§ **Records provided**:
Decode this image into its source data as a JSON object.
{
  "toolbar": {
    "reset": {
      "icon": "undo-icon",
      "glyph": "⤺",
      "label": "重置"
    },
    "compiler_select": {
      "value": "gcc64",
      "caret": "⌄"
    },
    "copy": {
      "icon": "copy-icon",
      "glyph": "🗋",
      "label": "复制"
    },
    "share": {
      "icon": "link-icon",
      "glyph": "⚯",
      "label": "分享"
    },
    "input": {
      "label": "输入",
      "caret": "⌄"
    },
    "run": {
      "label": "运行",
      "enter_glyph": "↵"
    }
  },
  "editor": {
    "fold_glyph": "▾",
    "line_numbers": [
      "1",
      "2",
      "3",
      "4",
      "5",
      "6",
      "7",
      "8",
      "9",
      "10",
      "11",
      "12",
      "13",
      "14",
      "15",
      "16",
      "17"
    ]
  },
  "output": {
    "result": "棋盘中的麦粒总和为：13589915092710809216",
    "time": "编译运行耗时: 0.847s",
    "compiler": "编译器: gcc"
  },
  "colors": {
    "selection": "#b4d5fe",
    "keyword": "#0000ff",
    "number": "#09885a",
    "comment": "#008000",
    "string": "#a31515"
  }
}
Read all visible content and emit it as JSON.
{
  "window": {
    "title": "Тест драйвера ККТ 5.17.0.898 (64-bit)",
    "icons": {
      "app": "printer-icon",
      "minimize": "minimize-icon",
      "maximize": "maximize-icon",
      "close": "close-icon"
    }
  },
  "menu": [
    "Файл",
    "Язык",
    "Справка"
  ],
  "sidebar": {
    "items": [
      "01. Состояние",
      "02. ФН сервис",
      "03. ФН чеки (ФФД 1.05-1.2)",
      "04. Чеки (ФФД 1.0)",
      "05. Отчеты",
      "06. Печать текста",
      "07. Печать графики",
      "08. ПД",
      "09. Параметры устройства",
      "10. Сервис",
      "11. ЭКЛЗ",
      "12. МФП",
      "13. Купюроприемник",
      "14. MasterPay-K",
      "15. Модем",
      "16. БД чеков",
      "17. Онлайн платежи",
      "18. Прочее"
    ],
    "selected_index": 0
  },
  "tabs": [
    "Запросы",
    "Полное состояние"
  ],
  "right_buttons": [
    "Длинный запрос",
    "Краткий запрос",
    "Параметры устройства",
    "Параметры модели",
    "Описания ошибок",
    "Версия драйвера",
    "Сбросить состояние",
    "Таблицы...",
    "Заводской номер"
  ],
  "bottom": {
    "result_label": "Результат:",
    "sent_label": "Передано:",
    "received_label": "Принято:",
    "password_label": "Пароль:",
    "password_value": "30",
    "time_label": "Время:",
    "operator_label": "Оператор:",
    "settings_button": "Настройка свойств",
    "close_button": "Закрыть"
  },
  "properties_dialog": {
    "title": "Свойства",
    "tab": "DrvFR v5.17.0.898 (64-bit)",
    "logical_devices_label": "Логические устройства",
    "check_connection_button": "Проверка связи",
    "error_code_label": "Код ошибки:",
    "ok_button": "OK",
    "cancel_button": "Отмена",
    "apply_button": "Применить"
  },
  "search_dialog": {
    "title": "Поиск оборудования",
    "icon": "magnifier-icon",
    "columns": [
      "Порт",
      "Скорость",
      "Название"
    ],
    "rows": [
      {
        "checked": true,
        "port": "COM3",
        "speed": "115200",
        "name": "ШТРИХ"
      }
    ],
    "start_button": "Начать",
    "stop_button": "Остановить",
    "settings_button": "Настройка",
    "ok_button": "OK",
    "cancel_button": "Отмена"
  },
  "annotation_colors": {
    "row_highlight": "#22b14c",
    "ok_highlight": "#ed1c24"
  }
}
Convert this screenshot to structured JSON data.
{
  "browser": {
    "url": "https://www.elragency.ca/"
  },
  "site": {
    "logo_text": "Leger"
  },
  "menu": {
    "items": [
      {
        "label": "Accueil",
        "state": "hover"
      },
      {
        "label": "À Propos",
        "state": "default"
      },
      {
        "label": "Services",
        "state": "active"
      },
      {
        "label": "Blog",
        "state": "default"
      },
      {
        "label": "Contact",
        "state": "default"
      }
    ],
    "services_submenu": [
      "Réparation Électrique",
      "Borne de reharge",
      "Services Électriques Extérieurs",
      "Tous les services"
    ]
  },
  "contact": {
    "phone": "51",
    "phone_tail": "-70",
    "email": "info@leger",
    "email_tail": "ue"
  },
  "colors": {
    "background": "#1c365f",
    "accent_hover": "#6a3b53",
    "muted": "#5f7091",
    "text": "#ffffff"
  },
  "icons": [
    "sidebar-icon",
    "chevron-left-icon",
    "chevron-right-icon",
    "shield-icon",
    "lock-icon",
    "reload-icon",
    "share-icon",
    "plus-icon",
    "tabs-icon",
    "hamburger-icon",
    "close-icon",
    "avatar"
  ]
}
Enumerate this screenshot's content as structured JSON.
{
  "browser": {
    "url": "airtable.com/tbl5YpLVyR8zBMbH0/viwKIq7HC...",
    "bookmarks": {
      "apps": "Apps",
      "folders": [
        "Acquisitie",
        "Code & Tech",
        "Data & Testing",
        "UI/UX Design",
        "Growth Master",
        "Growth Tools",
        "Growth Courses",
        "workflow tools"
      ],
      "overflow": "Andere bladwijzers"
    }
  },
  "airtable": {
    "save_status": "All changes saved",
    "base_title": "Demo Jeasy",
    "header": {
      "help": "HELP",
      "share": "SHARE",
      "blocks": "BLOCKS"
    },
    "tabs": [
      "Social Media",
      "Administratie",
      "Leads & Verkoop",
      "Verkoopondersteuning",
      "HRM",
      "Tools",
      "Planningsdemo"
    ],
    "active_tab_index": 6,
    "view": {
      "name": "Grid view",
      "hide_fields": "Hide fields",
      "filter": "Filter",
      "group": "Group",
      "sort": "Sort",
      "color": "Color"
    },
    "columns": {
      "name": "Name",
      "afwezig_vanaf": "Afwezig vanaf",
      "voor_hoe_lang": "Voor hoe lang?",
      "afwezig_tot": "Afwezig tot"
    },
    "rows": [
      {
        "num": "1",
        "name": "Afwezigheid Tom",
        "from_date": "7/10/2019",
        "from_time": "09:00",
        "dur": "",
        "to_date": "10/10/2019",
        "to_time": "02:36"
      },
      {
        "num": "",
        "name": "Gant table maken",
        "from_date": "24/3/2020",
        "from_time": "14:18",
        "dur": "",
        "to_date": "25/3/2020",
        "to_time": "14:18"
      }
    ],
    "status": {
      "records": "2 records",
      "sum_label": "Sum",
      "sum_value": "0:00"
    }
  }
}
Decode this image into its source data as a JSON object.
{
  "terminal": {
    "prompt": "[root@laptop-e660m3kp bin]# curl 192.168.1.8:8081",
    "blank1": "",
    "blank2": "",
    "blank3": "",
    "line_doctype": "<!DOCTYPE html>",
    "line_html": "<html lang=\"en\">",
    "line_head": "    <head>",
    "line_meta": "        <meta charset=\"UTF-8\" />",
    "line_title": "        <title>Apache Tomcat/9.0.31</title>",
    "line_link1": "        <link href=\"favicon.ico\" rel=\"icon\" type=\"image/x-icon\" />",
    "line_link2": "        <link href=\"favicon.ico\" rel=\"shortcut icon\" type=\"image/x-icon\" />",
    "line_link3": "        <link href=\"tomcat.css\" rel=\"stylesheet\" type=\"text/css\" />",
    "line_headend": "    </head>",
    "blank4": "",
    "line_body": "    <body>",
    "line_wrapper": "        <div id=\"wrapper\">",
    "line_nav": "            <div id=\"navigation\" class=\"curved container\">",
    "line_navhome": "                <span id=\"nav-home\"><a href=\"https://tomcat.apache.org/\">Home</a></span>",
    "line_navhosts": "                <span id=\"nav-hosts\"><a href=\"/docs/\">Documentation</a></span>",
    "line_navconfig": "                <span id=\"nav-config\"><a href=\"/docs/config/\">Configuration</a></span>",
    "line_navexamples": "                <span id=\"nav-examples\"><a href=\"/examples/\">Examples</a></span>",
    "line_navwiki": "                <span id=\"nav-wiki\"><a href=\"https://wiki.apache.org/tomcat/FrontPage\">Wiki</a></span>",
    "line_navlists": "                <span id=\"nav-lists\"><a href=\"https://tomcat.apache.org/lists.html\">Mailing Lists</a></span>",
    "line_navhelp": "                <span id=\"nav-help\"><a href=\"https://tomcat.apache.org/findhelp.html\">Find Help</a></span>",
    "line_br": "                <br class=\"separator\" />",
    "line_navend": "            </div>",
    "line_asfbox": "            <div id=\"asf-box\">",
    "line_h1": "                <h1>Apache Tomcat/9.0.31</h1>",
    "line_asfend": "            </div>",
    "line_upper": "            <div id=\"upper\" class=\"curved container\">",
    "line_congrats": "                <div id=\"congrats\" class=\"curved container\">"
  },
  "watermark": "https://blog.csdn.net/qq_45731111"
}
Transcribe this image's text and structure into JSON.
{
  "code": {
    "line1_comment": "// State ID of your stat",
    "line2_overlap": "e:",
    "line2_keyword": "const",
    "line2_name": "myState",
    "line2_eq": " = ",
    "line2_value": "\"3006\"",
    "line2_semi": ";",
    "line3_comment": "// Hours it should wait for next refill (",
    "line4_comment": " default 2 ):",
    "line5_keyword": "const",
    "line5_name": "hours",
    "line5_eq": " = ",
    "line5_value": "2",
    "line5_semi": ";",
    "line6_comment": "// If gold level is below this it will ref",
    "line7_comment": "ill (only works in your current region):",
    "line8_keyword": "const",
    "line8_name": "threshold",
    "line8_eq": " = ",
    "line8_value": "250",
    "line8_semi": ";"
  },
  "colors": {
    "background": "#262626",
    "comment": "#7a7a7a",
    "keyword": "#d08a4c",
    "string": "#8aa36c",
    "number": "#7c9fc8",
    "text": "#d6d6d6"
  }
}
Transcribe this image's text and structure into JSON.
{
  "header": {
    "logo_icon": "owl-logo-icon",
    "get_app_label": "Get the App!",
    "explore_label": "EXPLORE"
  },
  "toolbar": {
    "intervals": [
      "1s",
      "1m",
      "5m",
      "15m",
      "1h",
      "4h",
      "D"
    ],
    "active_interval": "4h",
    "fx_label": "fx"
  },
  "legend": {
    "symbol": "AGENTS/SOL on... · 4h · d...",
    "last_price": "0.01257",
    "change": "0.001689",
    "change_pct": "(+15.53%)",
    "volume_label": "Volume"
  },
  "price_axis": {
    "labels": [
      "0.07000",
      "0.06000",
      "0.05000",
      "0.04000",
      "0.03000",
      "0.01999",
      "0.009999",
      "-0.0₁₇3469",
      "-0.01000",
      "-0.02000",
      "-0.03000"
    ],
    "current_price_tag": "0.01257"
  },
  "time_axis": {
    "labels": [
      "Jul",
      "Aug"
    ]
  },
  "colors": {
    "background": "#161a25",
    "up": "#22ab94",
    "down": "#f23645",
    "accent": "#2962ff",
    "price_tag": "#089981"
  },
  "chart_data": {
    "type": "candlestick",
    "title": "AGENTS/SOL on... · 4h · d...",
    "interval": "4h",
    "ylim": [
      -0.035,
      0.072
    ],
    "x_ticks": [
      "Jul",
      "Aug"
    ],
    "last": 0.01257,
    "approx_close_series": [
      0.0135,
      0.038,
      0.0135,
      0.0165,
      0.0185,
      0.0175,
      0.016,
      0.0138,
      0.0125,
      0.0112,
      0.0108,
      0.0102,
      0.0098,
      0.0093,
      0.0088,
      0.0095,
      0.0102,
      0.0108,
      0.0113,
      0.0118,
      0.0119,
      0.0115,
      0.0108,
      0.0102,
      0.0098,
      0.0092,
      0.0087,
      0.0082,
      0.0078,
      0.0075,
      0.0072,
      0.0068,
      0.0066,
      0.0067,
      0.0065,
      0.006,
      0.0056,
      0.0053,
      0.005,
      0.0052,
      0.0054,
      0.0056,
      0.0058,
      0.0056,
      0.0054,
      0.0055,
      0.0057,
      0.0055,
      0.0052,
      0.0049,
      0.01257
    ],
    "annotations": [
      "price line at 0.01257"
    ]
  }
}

§ **Brief**: Return every line above in which the string "airtable" occurs.

§ **Answer below**:
    "url": "airtable.com/tbl5YpLVyR8zBMbH0/viwKIq7HC...",
  "airtable": {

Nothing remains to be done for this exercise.